INSTRUCTIONS FOR THE TASK: Gather each line containing the string "OECD" from these entries.

RECORD EXCERPTS:
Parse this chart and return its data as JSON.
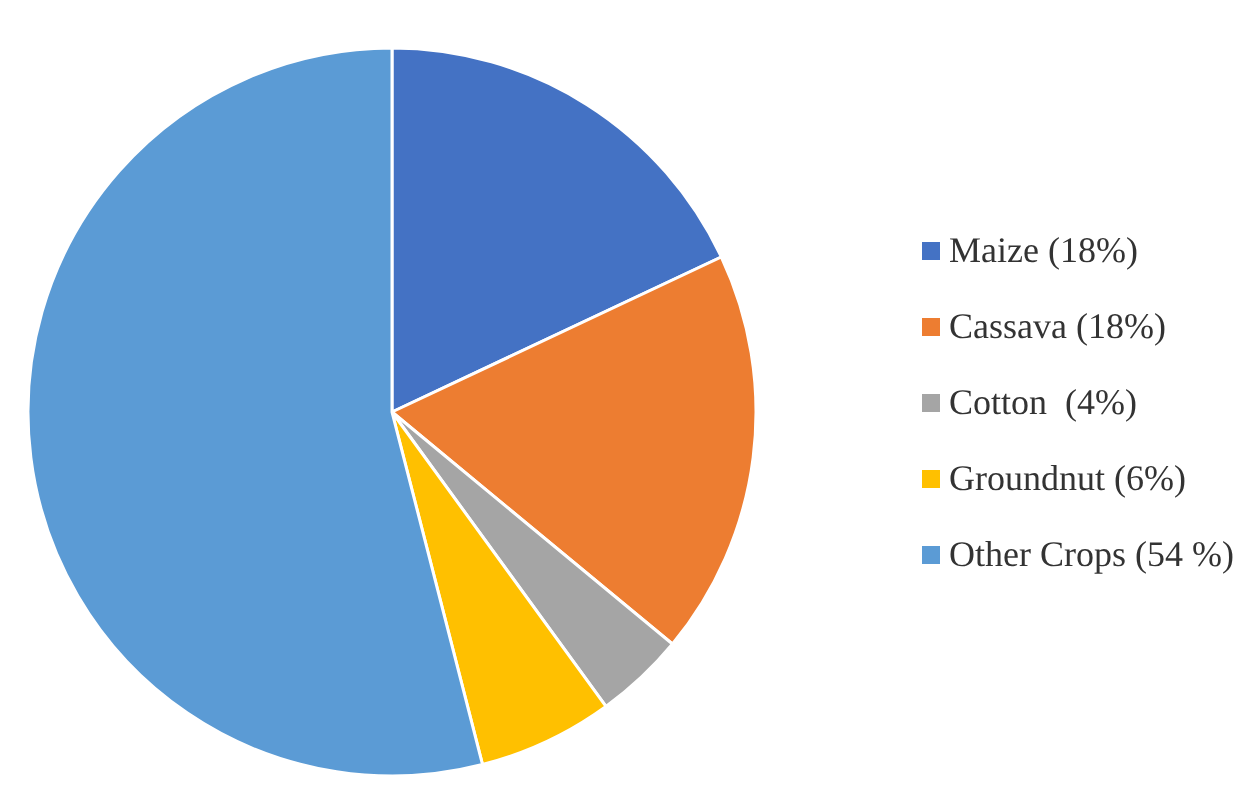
{
  "chart_data": {
    "type": "pie",
    "categories": [
      "Maize (18%)",
      "Cassava (18%)",
      "Cotton  (4%)",
      "Groundnut (6%)",
      "Other Crops (54 %)"
    ],
    "values": [
      18,
      18,
      4,
      6,
      54
    ],
    "colors": [
      "#4472c4",
      "#ed7d31",
      "#a5a5a5",
      "#ffc000",
      "#5b9bd5"
    ],
    "legend": "right"
  }
}
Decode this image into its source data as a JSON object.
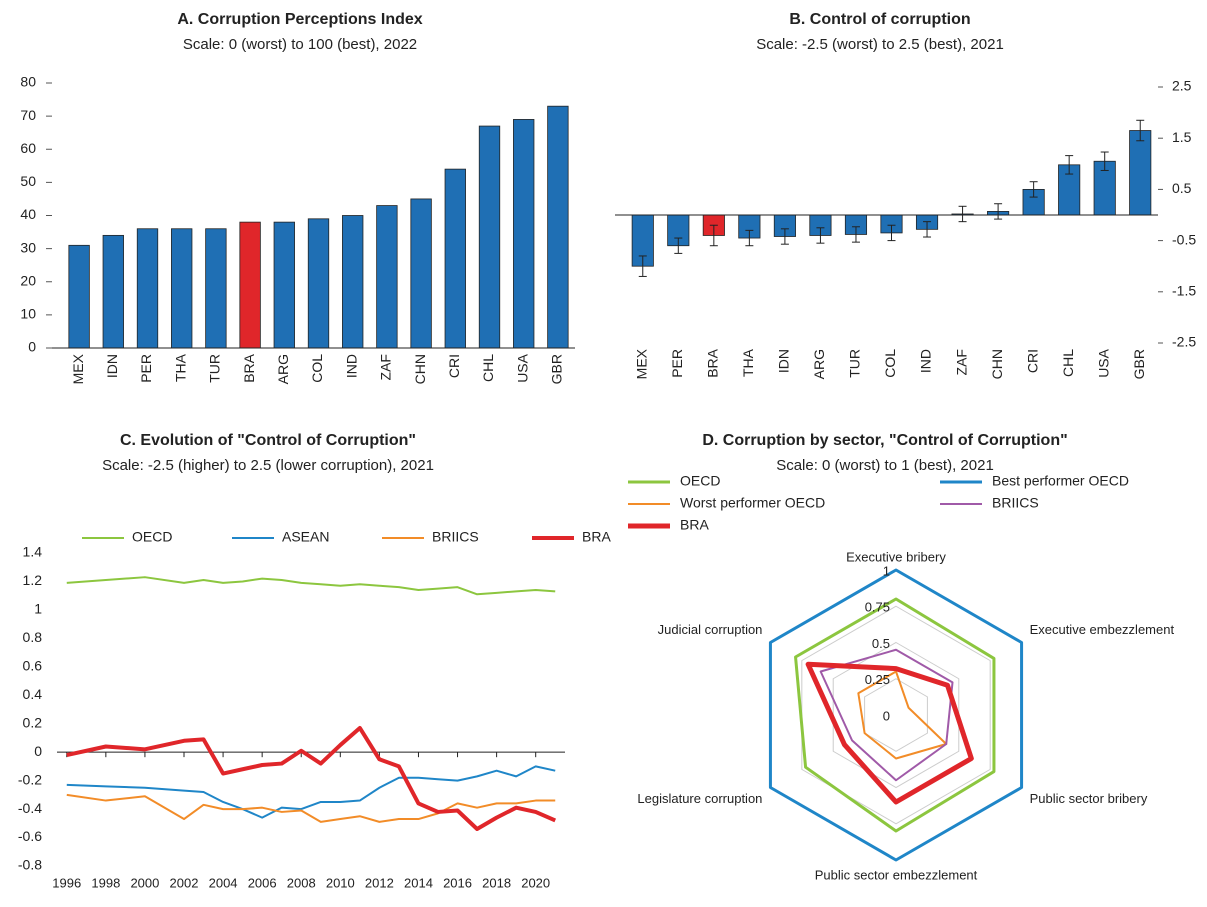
{
  "chart_data": [
    {
      "type": "bar",
      "title": "A. Corruption Perceptions Index",
      "subtitle": "Scale: 0 (worst) to 100 (best), 2022",
      "categories": [
        "MEX",
        "IDN",
        "PER",
        "THA",
        "TUR",
        "BRA",
        "ARG",
        "COL",
        "IND",
        "ZAF",
        "CHN",
        "CRI",
        "CHL",
        "USA",
        "GBR"
      ],
      "values": [
        31,
        34,
        36,
        36,
        36,
        38,
        38,
        39,
        40,
        43,
        45,
        54,
        67,
        69,
        73
      ],
      "colors": [
        "#1f6fb4",
        "#1f6fb4",
        "#1f6fb4",
        "#1f6fb4",
        "#1f6fb4",
        "#e0262a",
        "#1f6fb4",
        "#1f6fb4",
        "#1f6fb4",
        "#1f6fb4",
        "#1f6fb4",
        "#1f6fb4",
        "#1f6fb4",
        "#1f6fb4",
        "#1f6fb4"
      ],
      "ylim": [
        0,
        80
      ],
      "yticks": [
        0,
        10,
        20,
        30,
        40,
        50,
        60,
        70,
        80
      ],
      "y_axis_side": "left"
    },
    {
      "type": "bar",
      "title": "B. Control of corruption",
      "subtitle": "Scale: -2.5 (worst) to 2.5 (best), 2021",
      "categories": [
        "MEX",
        "PER",
        "BRA",
        "THA",
        "IDN",
        "ARG",
        "TUR",
        "COL",
        "IND",
        "ZAF",
        "CHN",
        "CRI",
        "CHL",
        "USA",
        "GBR"
      ],
      "values": [
        -1.0,
        -0.6,
        -0.4,
        -0.45,
        -0.42,
        -0.4,
        -0.38,
        -0.35,
        -0.28,
        0.02,
        0.07,
        0.5,
        0.98,
        1.05,
        1.65
      ],
      "errors": [
        0.2,
        0.15,
        0.2,
        0.15,
        0.15,
        0.15,
        0.15,
        0.15,
        0.15,
        0.15,
        0.15,
        0.15,
        0.18,
        0.18,
        0.2
      ],
      "colors": [
        "#1f6fb4",
        "#1f6fb4",
        "#e0262a",
        "#1f6fb4",
        "#1f6fb4",
        "#1f6fb4",
        "#1f6fb4",
        "#1f6fb4",
        "#1f6fb4",
        "#1f6fb4",
        "#1f6fb4",
        "#1f6fb4",
        "#1f6fb4",
        "#1f6fb4",
        "#1f6fb4"
      ],
      "ylim": [
        -2.5,
        2.5
      ],
      "yticks": [
        -2.5,
        -1.5,
        -0.5,
        0.5,
        1.5,
        2.5
      ],
      "y_axis_side": "right"
    },
    {
      "type": "line",
      "title": "C. Evolution of \"Control of Corruption\"",
      "subtitle": "Scale: -2.5 (higher) to 2.5 (lower corruption), 2021",
      "x": [
        1996,
        1998,
        2000,
        2002,
        2003,
        2004,
        2005,
        2006,
        2007,
        2008,
        2009,
        2010,
        2011,
        2012,
        2013,
        2014,
        2015,
        2016,
        2017,
        2018,
        2019,
        2020,
        2021
      ],
      "series": [
        {
          "name": "OECD",
          "color": "#8cc63f",
          "width": 2,
          "values": [
            1.19,
            1.21,
            1.23,
            1.19,
            1.21,
            1.19,
            1.2,
            1.22,
            1.21,
            1.19,
            1.18,
            1.17,
            1.18,
            1.17,
            1.16,
            1.14,
            1.15,
            1.16,
            1.11,
            1.12,
            1.13,
            1.14,
            1.13
          ]
        },
        {
          "name": "ASEAN",
          "color": "#1f86c8",
          "width": 2,
          "values": [
            -0.23,
            -0.24,
            -0.25,
            -0.27,
            -0.28,
            -0.35,
            -0.4,
            -0.46,
            -0.39,
            -0.4,
            -0.35,
            -0.35,
            -0.34,
            -0.25,
            -0.18,
            -0.18,
            -0.19,
            -0.2,
            -0.17,
            -0.13,
            -0.17,
            -0.1,
            -0.13
          ]
        },
        {
          "name": "BRIICS",
          "color": "#f28c28",
          "width": 2,
          "values": [
            -0.3,
            -0.34,
            -0.31,
            -0.47,
            -0.37,
            -0.4,
            -0.4,
            -0.39,
            -0.42,
            -0.41,
            -0.49,
            -0.47,
            -0.45,
            -0.49,
            -0.47,
            -0.47,
            -0.43,
            -0.36,
            -0.39,
            -0.36,
            -0.36,
            -0.34,
            -0.34
          ]
        },
        {
          "name": "BRA",
          "color": "#e0262a",
          "width": 4,
          "values": [
            -0.02,
            0.04,
            0.02,
            0.08,
            0.09,
            -0.15,
            -0.12,
            -0.09,
            -0.08,
            0.01,
            -0.08,
            0.05,
            0.17,
            -0.05,
            -0.1,
            -0.36,
            -0.42,
            -0.41,
            -0.54,
            -0.46,
            -0.39,
            -0.42,
            -0.48
          ]
        }
      ],
      "xlim": [
        1995.5,
        2021.5
      ],
      "xticks": [
        1996,
        1998,
        2000,
        2002,
        2004,
        2006,
        2008,
        2010,
        2012,
        2014,
        2016,
        2018,
        2020
      ],
      "ylim": [
        -0.8,
        1.4
      ],
      "yticks": [
        -0.8,
        -0.6,
        -0.4,
        -0.2,
        0,
        0.2,
        0.4,
        0.6,
        0.8,
        1,
        1.2,
        1.4
      ]
    },
    {
      "type": "radar",
      "title": "D. Corruption by sector, \"Control of Corruption\"",
      "subtitle": "Scale: 0 (worst) to 1 (best), 2021",
      "axes": [
        "Executive bribery",
        "Executive embezzlement",
        "Public sector bribery",
        "Public sector embezzlement",
        "Legislature corruption",
        "Judicial corruption"
      ],
      "rlim": [
        0,
        1
      ],
      "rticks": [
        0,
        0.25,
        0.5,
        0.75,
        1
      ],
      "series": [
        {
          "name": "OECD",
          "color": "#8cc63f",
          "width": 3,
          "values": [
            0.8,
            0.78,
            0.78,
            0.8,
            0.72,
            0.8
          ]
        },
        {
          "name": "Best performer OECD",
          "color": "#1f86c8",
          "width": 3,
          "values": [
            1,
            1,
            1,
            1,
            1,
            1
          ]
        },
        {
          "name": "Worst performer OECD",
          "color": "#f28c28",
          "width": 2,
          "values": [
            0.3,
            0.1,
            0.4,
            0.3,
            0.25,
            0.3
          ]
        },
        {
          "name": "BRIICS",
          "color": "#a05aa8",
          "width": 2,
          "values": [
            0.45,
            0.45,
            0.4,
            0.45,
            0.35,
            0.6
          ]
        },
        {
          "name": "BRA",
          "color": "#e0262a",
          "width": 5,
          "values": [
            0.32,
            0.41,
            0.6,
            0.6,
            0.41,
            0.7
          ]
        }
      ]
    }
  ]
}
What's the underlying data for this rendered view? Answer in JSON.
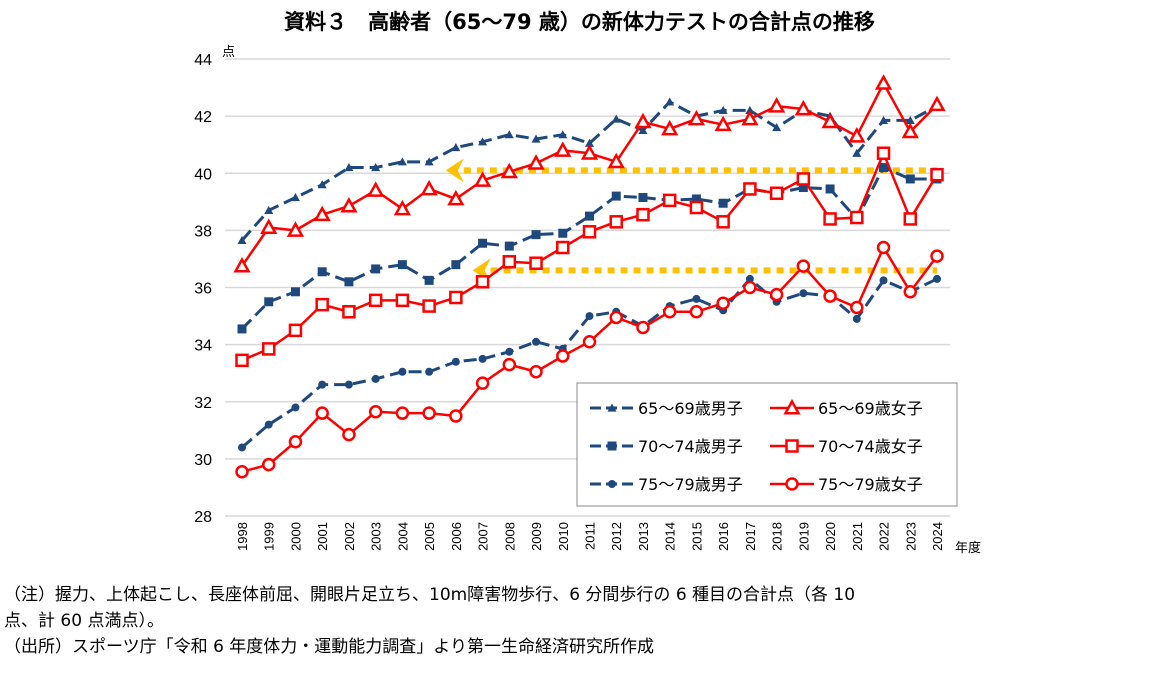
{
  "title": "資料３　高齢者（65～79 歳）の新体力テストの合計点の推移",
  "notes": [
    "（注）握力、上体起こし、長座体前屈、開眼片足立ち、10m障害物歩行、6 分間歩行の 6 種目の合計点（各 10",
    "点、計 60 点満点）。",
    "（出所）スポーツ庁「令和 6 年度体力・運動能力調査」より第一生命経済研究所作成"
  ],
  "chart_data": {
    "type": "line",
    "title": "資料３　高齢者（65～79 歳）の新体力テストの合計点の推移",
    "ylabel": "点",
    "xlabel": "年度",
    "ylim": [
      28,
      44
    ],
    "yticks": [
      28,
      30,
      32,
      34,
      36,
      38,
      40,
      42,
      44
    ],
    "grid": true,
    "legend_position": "bottom-right",
    "x": [
      1998,
      1999,
      2000,
      2001,
      2002,
      2003,
      2004,
      2005,
      2006,
      2007,
      2008,
      2009,
      2010,
      2011,
      2012,
      2013,
      2014,
      2015,
      2016,
      2017,
      2018,
      2019,
      2020,
      2021,
      2022,
      2023,
      2024
    ],
    "colors": {
      "male": "#1f497d",
      "female": "#ff0000",
      "reference": "#ffc000"
    },
    "series": [
      {
        "name": "65～69歳男子",
        "group": "male",
        "marker": "triangle-filled",
        "values": [
          37.65,
          38.7,
          39.15,
          39.6,
          40.2,
          40.2,
          40.4,
          40.4,
          40.9,
          41.1,
          41.35,
          41.2,
          41.35,
          41.05,
          41.9,
          41.5,
          42.5,
          42.0,
          42.2,
          42.2,
          41.6,
          42.2,
          42.0,
          40.7,
          41.85,
          41.85,
          42.35
        ]
      },
      {
        "name": "65～69歳女子",
        "group": "female",
        "marker": "triangle-open",
        "values": [
          36.75,
          38.1,
          38.0,
          38.55,
          38.85,
          39.4,
          38.75,
          39.45,
          39.1,
          39.75,
          40.05,
          40.35,
          40.8,
          40.7,
          40.4,
          41.8,
          41.55,
          41.9,
          41.7,
          41.9,
          42.35,
          42.25,
          41.8,
          41.3,
          43.15,
          41.45,
          42.4
        ]
      },
      {
        "name": "70～74歳男子",
        "group": "male",
        "marker": "square-filled",
        "values": [
          34.55,
          35.5,
          35.85,
          36.55,
          36.2,
          36.65,
          36.8,
          36.25,
          36.8,
          37.55,
          37.45,
          37.85,
          37.9,
          38.5,
          39.2,
          39.15,
          39.05,
          39.1,
          38.95,
          39.45,
          39.3,
          39.5,
          39.45,
          38.4,
          40.2,
          39.8,
          39.8
        ]
      },
      {
        "name": "70～74歳女子",
        "group": "female",
        "marker": "square-open",
        "values": [
          33.45,
          33.85,
          34.5,
          35.4,
          35.15,
          35.55,
          35.55,
          35.35,
          35.65,
          36.2,
          36.9,
          36.85,
          37.4,
          37.95,
          38.3,
          38.55,
          39.05,
          38.8,
          38.3,
          39.45,
          39.3,
          39.8,
          38.4,
          38.45,
          40.7,
          38.4,
          39.95
        ]
      },
      {
        "name": "75～79歳男子",
        "group": "male",
        "marker": "circle-filled",
        "values": [
          30.4,
          31.2,
          31.8,
          32.6,
          32.6,
          32.8,
          33.05,
          33.05,
          33.4,
          33.5,
          33.75,
          34.1,
          33.85,
          35.0,
          35.15,
          34.65,
          35.35,
          35.6,
          35.2,
          36.3,
          35.5,
          35.8,
          35.7,
          34.9,
          36.25,
          35.85,
          36.3
        ]
      },
      {
        "name": "75～79歳女子",
        "group": "female",
        "marker": "circle-open",
        "values": [
          29.55,
          29.8,
          30.6,
          31.6,
          30.85,
          31.65,
          31.6,
          31.6,
          31.5,
          32.65,
          33.3,
          33.05,
          33.6,
          34.1,
          34.95,
          34.6,
          35.15,
          35.15,
          35.45,
          36.0,
          35.75,
          36.75,
          35.7,
          35.3,
          37.4,
          35.85,
          37.1
        ]
      }
    ],
    "annotations": [
      {
        "type": "dotted-arrow",
        "value": 40.1,
        "from": 2024,
        "to": 2006
      },
      {
        "type": "dotted-arrow",
        "value": 36.6,
        "from": 2024,
        "to": 2007
      }
    ]
  }
}
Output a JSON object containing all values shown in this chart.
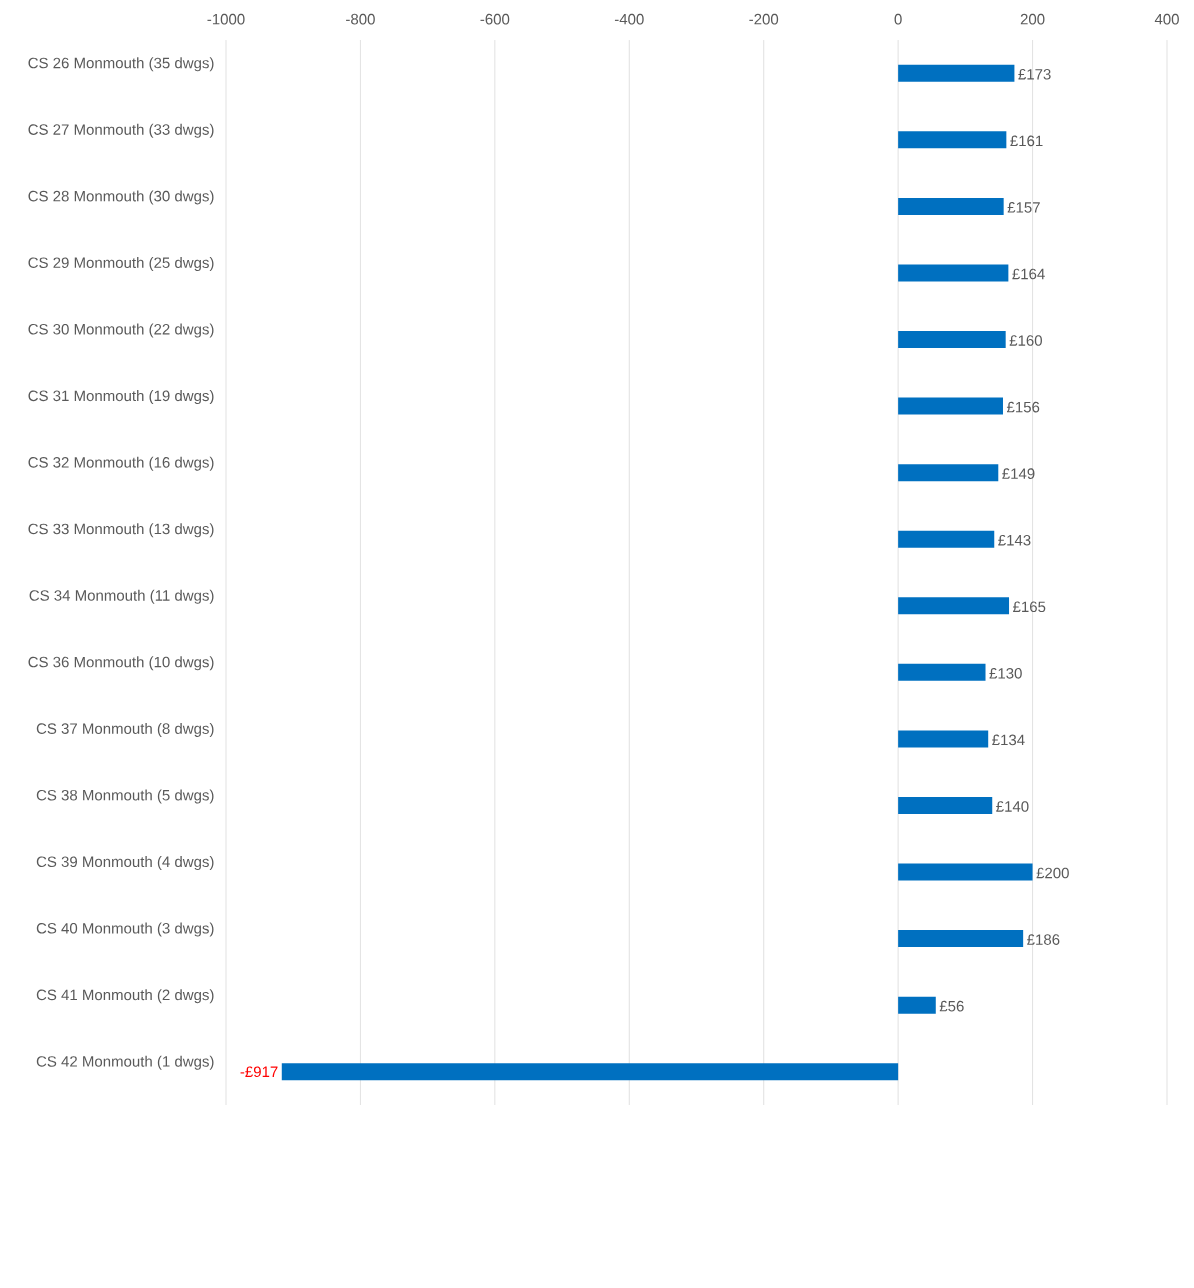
{
  "chart_data": {
    "type": "bar",
    "orientation": "horizontal",
    "categories": [
      "CS 26 Monmouth (35 dwgs)",
      "CS 27 Monmouth (33 dwgs)",
      "CS 28 Monmouth (30 dwgs)",
      "CS 29 Monmouth (25 dwgs)",
      "CS 30 Monmouth (22 dwgs)",
      "CS 31 Monmouth (19 dwgs)",
      "CS 32 Monmouth (16 dwgs)",
      "CS 33 Monmouth (13 dwgs)",
      "CS 34 Monmouth (11 dwgs)",
      "CS 36 Monmouth (10 dwgs)",
      "CS 37 Monmouth (8 dwgs)",
      "CS 38 Monmouth (5 dwgs)",
      "CS 39 Monmouth (4 dwgs)",
      "CS 40 Monmouth (3 dwgs)",
      "CS 41 Monmouth (2 dwgs)",
      "CS 42 Monmouth (1 dwgs)"
    ],
    "values": [
      173,
      161,
      157,
      164,
      160,
      156,
      149,
      143,
      165,
      130,
      134,
      140,
      200,
      186,
      56,
      -917
    ],
    "value_labels": [
      "£173",
      "£161",
      "£157",
      "£164",
      "£160",
      "£156",
      "£149",
      "£143",
      "£165",
      "£130",
      "£134",
      "£140",
      "£200",
      "£186",
      "£56",
      "-£917"
    ],
    "color": "#0070c0",
    "xlim": [
      -1000,
      400
    ],
    "xticks": [
      -1000,
      -800,
      -600,
      -400,
      -200,
      0,
      200,
      400
    ],
    "grid": "x"
  }
}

WRITTEN RESPONSE:
          "name": "OECD",
          "name": "OECD",
          "name": "Best performer OECD",
          "name": "Worst performer OECD",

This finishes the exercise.